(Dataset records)
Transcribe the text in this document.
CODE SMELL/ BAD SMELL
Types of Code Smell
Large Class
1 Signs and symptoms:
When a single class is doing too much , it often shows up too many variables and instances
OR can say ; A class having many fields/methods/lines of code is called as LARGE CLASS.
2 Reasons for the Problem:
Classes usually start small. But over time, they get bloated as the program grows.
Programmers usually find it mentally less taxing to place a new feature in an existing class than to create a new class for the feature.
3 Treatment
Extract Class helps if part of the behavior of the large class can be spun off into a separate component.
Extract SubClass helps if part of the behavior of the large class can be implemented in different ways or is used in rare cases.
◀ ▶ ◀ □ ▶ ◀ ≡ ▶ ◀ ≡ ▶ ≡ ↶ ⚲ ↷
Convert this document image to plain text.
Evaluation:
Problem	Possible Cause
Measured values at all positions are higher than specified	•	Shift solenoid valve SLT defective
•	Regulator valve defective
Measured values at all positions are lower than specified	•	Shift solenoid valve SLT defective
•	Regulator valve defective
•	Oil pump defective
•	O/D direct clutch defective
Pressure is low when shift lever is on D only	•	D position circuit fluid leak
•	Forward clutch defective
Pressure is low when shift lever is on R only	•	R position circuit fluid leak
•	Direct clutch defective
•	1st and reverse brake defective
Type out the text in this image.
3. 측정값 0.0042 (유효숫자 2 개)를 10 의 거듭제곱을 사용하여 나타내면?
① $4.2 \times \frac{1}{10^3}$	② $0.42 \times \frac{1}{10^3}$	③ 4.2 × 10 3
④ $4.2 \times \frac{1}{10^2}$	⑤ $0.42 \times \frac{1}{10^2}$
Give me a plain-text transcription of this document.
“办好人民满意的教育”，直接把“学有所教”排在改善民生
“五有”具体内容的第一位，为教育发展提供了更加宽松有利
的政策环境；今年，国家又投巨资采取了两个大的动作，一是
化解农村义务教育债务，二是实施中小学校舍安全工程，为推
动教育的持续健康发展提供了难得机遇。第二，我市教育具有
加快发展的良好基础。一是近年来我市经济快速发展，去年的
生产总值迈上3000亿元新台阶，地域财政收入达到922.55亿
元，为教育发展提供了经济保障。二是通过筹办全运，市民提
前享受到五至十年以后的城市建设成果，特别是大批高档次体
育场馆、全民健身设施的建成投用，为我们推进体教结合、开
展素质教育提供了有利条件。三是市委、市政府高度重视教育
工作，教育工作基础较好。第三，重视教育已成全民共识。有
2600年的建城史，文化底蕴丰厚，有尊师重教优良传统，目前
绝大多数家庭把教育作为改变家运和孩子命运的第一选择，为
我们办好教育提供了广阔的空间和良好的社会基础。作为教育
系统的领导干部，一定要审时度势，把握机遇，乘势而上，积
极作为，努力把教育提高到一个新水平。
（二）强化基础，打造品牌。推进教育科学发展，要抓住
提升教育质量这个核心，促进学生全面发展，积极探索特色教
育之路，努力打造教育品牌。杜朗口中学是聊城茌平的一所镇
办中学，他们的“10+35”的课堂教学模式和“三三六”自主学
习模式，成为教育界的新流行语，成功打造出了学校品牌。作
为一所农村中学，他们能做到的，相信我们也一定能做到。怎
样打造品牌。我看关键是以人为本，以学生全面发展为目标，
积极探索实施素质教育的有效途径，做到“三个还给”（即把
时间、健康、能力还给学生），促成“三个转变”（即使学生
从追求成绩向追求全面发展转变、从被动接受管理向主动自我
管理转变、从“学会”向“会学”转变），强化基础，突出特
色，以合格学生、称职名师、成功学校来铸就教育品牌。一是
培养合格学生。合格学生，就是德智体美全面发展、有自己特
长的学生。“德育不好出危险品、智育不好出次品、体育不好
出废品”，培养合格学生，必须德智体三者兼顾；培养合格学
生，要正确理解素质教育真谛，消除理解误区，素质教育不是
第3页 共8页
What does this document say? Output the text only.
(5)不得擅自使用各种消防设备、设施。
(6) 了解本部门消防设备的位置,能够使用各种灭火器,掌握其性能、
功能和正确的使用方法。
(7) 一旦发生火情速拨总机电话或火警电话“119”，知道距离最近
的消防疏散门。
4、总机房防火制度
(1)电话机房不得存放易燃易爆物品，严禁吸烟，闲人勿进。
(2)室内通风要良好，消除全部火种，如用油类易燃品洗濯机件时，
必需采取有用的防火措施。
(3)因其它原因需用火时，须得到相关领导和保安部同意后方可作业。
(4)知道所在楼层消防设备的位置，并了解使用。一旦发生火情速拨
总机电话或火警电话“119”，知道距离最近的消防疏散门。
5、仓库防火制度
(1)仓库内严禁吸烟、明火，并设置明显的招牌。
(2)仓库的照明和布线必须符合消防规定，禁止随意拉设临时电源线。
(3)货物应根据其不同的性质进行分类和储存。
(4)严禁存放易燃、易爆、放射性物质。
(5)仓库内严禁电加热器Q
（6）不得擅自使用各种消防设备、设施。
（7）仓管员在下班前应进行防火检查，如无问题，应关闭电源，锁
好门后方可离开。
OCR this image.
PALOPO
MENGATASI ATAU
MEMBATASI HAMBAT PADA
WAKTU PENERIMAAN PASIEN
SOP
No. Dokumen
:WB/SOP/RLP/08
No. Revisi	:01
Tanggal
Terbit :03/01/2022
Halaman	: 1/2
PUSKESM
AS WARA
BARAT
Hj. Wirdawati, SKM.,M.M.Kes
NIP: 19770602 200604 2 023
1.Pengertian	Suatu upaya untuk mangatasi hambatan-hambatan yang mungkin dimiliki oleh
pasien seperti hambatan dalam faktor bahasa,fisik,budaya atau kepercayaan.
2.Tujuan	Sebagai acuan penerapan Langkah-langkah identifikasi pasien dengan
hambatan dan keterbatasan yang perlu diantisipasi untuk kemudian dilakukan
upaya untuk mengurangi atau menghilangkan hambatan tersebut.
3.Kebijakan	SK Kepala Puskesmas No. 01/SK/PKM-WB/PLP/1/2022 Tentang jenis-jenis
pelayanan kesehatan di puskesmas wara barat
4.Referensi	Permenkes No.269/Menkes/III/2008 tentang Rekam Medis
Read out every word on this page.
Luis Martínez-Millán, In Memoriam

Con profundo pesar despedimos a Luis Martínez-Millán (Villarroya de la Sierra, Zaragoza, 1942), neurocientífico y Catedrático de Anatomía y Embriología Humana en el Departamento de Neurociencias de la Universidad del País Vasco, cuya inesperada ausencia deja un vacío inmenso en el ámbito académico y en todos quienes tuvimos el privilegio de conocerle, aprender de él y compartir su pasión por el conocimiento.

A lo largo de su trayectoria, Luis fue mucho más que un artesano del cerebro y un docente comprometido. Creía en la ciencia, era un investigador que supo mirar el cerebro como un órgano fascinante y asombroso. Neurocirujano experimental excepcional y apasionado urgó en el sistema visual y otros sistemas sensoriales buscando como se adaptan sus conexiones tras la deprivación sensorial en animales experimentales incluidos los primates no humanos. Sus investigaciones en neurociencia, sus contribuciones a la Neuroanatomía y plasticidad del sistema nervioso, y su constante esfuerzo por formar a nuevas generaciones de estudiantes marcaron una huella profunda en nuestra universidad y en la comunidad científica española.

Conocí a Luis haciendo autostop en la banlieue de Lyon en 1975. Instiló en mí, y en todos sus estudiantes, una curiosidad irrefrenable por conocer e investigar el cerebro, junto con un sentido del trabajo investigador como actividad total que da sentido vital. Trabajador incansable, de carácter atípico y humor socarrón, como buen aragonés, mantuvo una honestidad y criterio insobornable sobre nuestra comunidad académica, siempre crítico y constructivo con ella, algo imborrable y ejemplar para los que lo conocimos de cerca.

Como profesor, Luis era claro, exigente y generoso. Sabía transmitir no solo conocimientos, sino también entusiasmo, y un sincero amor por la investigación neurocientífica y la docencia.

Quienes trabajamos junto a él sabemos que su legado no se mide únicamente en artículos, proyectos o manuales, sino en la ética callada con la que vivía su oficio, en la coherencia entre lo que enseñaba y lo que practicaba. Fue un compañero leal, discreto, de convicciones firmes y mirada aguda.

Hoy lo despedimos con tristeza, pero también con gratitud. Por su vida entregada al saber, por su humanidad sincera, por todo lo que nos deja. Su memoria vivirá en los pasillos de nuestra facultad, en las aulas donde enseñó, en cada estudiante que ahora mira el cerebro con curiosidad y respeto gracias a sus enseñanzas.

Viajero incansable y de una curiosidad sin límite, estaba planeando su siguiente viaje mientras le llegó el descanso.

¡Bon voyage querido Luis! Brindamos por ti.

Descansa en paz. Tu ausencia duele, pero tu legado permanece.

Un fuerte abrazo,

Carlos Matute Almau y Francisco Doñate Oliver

Work instructions: Each line that has the word "Millán" should be copied.

Right answer:
Luis Martínez-Millán, In Memoriam
Con profundo pesar despedimos a Luis Martínez-Millán (Villarroya de la Sierra, Zaragoza, 1942), neurocientífico y Catedrático de Anatomía y Embriología Humana en el Departamento de Neurociencias de la Universidad del País Vasco, cuya inesperada ausencia deja un vacío inmenso en el ámbito académico y en todos quienes tuvimos el privilegio de conocerle, aprender de él y compartir su pasión por el conocimiento.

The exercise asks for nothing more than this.